======== Supplied data
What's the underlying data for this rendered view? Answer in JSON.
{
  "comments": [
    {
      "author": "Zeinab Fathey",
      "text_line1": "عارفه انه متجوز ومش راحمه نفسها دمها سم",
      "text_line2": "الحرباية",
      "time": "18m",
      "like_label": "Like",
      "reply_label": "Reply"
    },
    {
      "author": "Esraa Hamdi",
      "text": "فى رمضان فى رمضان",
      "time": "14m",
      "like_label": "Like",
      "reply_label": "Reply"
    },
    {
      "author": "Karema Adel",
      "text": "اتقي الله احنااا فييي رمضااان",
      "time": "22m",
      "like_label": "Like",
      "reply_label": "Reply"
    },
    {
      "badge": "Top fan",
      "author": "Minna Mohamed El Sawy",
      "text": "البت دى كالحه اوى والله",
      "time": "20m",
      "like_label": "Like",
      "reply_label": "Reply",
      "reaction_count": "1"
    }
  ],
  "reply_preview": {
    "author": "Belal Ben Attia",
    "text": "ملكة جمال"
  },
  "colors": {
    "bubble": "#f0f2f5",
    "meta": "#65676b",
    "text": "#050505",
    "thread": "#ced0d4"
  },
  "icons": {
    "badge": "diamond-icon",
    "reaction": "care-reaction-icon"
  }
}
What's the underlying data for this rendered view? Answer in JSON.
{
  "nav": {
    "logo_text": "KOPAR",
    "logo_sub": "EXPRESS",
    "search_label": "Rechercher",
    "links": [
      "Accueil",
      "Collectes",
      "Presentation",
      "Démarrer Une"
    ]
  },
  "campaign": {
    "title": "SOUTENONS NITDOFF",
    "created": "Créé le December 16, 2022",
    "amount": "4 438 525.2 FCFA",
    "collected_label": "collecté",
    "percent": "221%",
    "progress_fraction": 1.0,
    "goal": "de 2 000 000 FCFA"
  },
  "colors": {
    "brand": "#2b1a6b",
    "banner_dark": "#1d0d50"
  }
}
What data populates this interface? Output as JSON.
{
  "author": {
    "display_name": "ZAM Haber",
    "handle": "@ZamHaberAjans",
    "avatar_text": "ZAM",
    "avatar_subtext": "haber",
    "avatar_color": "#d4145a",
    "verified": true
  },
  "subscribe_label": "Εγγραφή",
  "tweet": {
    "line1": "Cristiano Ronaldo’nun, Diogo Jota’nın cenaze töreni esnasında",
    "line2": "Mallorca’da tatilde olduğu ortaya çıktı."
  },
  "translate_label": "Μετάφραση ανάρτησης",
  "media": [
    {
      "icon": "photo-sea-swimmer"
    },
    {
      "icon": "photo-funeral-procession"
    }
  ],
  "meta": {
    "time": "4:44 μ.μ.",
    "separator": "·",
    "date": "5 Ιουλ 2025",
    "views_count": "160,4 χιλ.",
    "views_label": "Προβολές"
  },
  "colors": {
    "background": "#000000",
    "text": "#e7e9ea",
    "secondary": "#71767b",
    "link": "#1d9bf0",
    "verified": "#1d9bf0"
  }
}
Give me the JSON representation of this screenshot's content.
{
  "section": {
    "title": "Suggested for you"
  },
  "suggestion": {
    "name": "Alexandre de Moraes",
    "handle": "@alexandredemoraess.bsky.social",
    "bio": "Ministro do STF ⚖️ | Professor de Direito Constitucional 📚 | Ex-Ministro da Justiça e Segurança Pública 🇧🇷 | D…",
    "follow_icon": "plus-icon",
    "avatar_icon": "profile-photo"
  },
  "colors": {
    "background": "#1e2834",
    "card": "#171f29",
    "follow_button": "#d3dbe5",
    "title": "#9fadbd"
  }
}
================
| What the exercise asks |
Locate each line containing the string "handle" and show it.

| Full solution |
    "handle": "@ZamHaberAjans",
    "handle": "@alexandredemoraess.bsky.social",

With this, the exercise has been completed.